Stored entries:
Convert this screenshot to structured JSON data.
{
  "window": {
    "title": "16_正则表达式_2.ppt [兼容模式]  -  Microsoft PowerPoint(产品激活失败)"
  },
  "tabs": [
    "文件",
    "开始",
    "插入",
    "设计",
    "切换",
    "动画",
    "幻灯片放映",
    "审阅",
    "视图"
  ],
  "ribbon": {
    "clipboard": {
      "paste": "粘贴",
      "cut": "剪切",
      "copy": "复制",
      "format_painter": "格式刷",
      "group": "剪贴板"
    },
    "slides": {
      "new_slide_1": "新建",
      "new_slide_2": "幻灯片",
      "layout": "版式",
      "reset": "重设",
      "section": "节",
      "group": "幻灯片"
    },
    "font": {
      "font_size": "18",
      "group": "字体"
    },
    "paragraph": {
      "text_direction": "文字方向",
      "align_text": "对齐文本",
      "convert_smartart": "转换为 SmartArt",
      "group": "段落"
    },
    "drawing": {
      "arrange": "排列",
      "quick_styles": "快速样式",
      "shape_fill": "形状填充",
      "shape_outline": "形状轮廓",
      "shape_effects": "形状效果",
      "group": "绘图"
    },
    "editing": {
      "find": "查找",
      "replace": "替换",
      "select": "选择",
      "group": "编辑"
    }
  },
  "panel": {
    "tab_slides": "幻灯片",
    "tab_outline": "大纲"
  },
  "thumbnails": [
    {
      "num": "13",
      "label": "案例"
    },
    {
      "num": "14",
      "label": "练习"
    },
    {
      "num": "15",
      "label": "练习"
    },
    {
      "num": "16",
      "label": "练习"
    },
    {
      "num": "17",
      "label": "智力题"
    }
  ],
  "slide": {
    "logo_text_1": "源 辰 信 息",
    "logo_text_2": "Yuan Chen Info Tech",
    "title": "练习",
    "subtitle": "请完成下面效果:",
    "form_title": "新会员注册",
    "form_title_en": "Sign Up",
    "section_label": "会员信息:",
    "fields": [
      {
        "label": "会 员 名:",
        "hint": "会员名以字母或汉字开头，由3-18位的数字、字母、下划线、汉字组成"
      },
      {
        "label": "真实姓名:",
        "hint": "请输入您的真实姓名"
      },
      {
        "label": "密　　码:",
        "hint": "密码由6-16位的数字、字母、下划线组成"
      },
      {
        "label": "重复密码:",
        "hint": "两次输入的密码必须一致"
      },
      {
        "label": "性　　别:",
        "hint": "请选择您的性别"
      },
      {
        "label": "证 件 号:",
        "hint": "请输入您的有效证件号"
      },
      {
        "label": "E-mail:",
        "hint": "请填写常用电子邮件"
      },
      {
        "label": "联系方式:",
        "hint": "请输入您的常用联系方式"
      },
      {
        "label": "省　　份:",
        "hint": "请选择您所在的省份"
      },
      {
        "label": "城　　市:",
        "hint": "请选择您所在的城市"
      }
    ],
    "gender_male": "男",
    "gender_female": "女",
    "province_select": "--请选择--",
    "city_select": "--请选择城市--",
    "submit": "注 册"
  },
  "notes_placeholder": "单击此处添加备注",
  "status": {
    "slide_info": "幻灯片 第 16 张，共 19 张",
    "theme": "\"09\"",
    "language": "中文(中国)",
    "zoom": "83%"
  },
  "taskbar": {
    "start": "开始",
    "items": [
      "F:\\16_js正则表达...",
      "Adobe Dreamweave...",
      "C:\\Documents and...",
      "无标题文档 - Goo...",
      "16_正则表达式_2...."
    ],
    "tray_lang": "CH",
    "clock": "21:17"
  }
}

:: Problem to solve ::
Show every line from the entries above in which the word "group" appears.

:: Full output ::
      "group": "剪贴板"
      "group": "幻灯片"
      "group": "字体"
      "group": "段落"
      "group": "绘图"
      "group": "编辑"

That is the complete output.